◆ **Short task**: The records that follow are to be transcribed in full, without their images.

◇ ◇ ◇

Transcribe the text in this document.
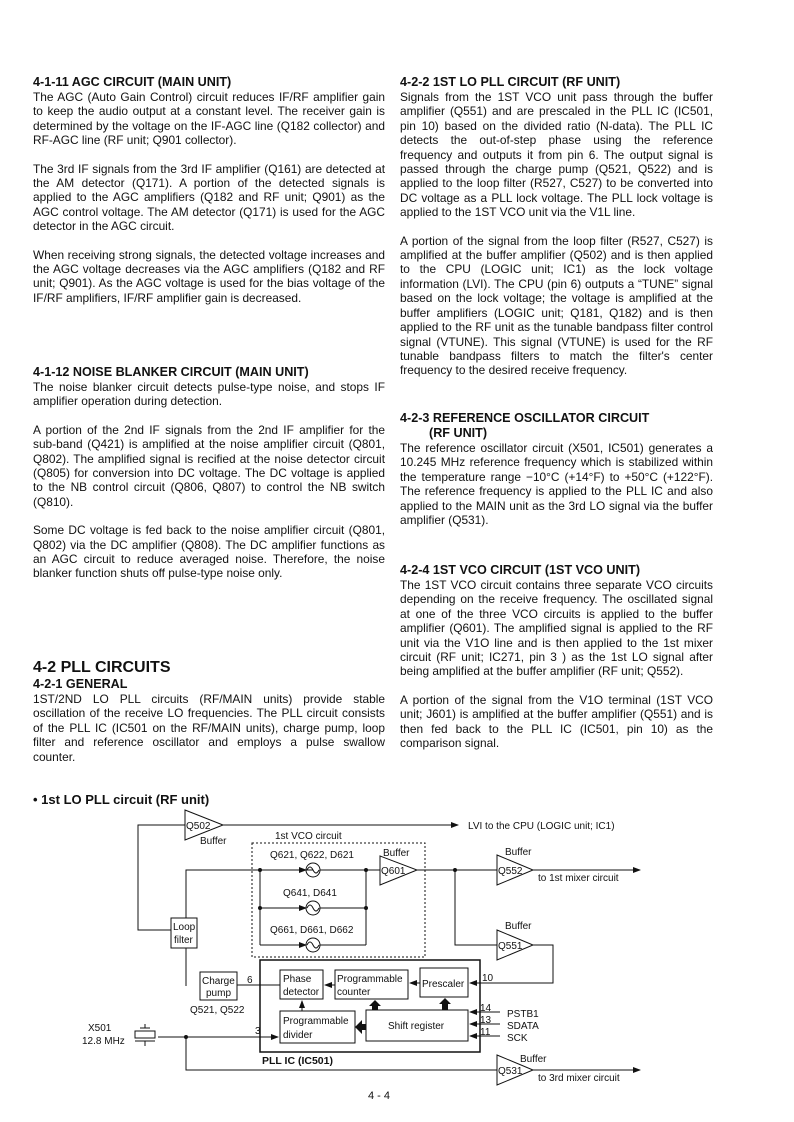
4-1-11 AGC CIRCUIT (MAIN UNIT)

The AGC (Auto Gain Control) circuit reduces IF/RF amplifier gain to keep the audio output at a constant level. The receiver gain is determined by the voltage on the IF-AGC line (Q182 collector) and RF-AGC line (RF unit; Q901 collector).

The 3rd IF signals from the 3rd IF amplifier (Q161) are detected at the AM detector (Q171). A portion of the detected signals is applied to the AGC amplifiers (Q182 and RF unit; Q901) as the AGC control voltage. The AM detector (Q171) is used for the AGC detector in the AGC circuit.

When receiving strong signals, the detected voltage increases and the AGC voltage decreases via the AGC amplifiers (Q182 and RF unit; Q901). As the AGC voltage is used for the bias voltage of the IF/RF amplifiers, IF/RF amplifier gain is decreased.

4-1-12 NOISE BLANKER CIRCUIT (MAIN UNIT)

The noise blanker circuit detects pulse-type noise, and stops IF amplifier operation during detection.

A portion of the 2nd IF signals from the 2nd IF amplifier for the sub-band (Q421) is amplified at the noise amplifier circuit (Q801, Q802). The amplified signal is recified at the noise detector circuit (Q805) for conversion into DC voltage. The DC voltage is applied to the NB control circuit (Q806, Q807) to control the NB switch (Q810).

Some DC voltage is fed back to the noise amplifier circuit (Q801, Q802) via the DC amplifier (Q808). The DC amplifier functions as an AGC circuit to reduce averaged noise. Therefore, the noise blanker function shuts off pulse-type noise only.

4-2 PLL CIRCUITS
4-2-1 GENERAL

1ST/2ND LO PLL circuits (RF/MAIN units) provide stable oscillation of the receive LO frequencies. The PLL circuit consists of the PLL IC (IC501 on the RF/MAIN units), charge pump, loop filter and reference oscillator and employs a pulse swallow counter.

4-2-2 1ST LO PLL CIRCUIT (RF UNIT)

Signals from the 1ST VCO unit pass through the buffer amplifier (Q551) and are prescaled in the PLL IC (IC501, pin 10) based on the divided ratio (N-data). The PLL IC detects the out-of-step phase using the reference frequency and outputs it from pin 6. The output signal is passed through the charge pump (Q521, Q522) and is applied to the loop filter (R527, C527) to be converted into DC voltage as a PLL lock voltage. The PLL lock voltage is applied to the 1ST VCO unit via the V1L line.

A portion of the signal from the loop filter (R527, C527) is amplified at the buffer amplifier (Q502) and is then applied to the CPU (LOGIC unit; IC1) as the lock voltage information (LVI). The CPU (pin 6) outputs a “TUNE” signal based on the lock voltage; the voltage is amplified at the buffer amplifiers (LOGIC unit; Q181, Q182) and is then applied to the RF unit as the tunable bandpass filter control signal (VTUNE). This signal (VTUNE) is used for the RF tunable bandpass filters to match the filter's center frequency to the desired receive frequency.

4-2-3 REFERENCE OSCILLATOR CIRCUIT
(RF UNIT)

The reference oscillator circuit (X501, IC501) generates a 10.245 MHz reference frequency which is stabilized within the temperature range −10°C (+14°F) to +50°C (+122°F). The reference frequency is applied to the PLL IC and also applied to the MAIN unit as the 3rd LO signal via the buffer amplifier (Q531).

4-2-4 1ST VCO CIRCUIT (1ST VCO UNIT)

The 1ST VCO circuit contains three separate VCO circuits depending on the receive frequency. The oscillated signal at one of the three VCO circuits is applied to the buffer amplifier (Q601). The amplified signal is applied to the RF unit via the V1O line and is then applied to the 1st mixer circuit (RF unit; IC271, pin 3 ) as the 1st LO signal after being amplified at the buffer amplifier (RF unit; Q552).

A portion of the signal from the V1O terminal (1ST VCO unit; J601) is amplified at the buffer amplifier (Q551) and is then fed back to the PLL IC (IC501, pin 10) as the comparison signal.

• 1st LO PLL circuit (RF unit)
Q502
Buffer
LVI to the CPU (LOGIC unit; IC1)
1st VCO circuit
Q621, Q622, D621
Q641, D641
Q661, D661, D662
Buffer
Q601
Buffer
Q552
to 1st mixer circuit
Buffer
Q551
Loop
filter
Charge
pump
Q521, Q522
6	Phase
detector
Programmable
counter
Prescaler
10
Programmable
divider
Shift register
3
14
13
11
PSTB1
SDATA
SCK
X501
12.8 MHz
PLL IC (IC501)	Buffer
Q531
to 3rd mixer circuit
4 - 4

◇ ◇ ◇

◆ **The solution**:
Transcribe the text in this document.
4-1-11 AGC CIRCUIT (MAIN UNIT)

The AGC (Auto Gain Control) circuit reduces IF/RF amplifier gain to keep the audio output at a constant level. The receiver gain is determined by the voltage on the IF-AGC line (Q182 collector) and RF-AGC line (RF unit; Q901 collector).

The 3rd IF signals from the 3rd IF amplifier (Q161) are detected at the AM detector (Q171). A portion of the detected signals is applied to the AGC amplifiers (Q182 and RF unit; Q901) as the AGC control voltage. The AM detector (Q171) is used for the AGC detector in the AGC circuit.

When receiving strong signals, the detected voltage increases and the AGC voltage decreases via the AGC amplifiers (Q182 and RF unit; Q901). As the AGC voltage is used for the bias voltage of the IF/RF amplifiers, IF/RF amplifier gain is decreased.

4-1-12 NOISE BLANKER CIRCUIT (MAIN UNIT)

The noise blanker circuit detects pulse-type noise, and stops IF amplifier operation during detection.

A portion of the 2nd IF signals from the 2nd IF amplifier for the sub-band (Q421) is amplified at the noise amplifier circuit (Q801, Q802). The amplified signal is recified at the noise detector circuit (Q805) for conversion into DC voltage. The DC voltage is applied to the NB control circuit (Q806, Q807) to control the NB switch (Q810).

Some DC voltage is fed back to the noise amplifier circuit (Q801, Q802) via the DC amplifier (Q808). The DC amplifier functions as an AGC circuit to reduce averaged noise. Therefore, the noise blanker function shuts off pulse-type noise only.

4-2 PLL CIRCUITS
4-2-1 GENERAL

1ST/2ND LO PLL circuits (RF/MAIN units) provide stable oscillation of the receive LO frequencies. The PLL circuit consists of the PLL IC (IC501 on the RF/MAIN units), charge pump, loop filter and reference oscillator and employs a pulse swallow counter.

4-2-2 1ST LO PLL CIRCUIT (RF UNIT)

Signals from the 1ST VCO unit pass through the buffer amplifier (Q551) and are prescaled in the PLL IC (IC501, pin 10) based on the divided ratio (N-data). The PLL IC detects the out-of-step phase using the reference frequency and outputs it from pin 6. The output signal is passed through the charge pump (Q521, Q522) and is applied to the loop filter (R527, C527) to be converted into DC voltage as a PLL lock voltage. The PLL lock voltage is applied to the 1ST VCO unit via the V1L line.

A portion of the signal from the loop filter (R527, C527) is amplified at the buffer amplifier (Q502) and is then applied to the CPU (LOGIC unit; IC1) as the lock voltage information (LVI). The CPU (pin 6) outputs a “TUNE” signal based on the lock voltage; the voltage is amplified at the buffer amplifiers (LOGIC unit; Q181, Q182) and is then applied to the RF unit as the tunable bandpass filter control signal (VTUNE). This signal (VTUNE) is used for the RF tunable bandpass filters to match the filter's center frequency to the desired receive frequency.

4-2-3 REFERENCE OSCILLATOR CIRCUIT
(RF UNIT)

The reference oscillator circuit (X501, IC501) generates a 10.245 MHz reference frequency which is stabilized within the temperature range −10°C (+14°F) to +50°C (+122°F). The reference frequency is applied to the PLL IC and also applied to the MAIN unit as the 3rd LO signal via the buffer amplifier (Q531).

4-2-4 1ST VCO CIRCUIT (1ST VCO UNIT)

The 1ST VCO circuit contains three separate VCO circuits depending on the receive frequency. The oscillated signal at one of the three VCO circuits is applied to the buffer amplifier (Q601). The amplified signal is applied to the RF unit via the V1O line and is then applied to the 1st mixer circuit (RF unit; IC271, pin 3 ) as the 1st LO signal after being amplified at the buffer amplifier (RF unit; Q552).

A portion of the signal from the V1O terminal (1ST VCO unit; J601) is amplified at the buffer amplifier (Q551) and is then fed back to the PLL IC (IC501, pin 10) as the comparison signal.

• 1st LO PLL circuit (RF unit)
Q502
Buffer
LVI to the CPU (LOGIC unit; IC1)
1st VCO circuit
Q621, Q622, D621
Q641, D641
Q661, D661, D662
Buffer
Q601
Buffer
Q552
to 1st mixer circuit
Buffer
Q551
Loop
filter
Charge
pump
Q521, Q522
6	Phase
detector
Programmable
counter
Prescaler
10
Programmable
divider
Shift register
3
14
13
11
PSTB1
SDATA
SCK
X501
12.8 MHz
PLL IC (IC501)	Buffer
Q531
to 3rd mixer circuit
4 - 4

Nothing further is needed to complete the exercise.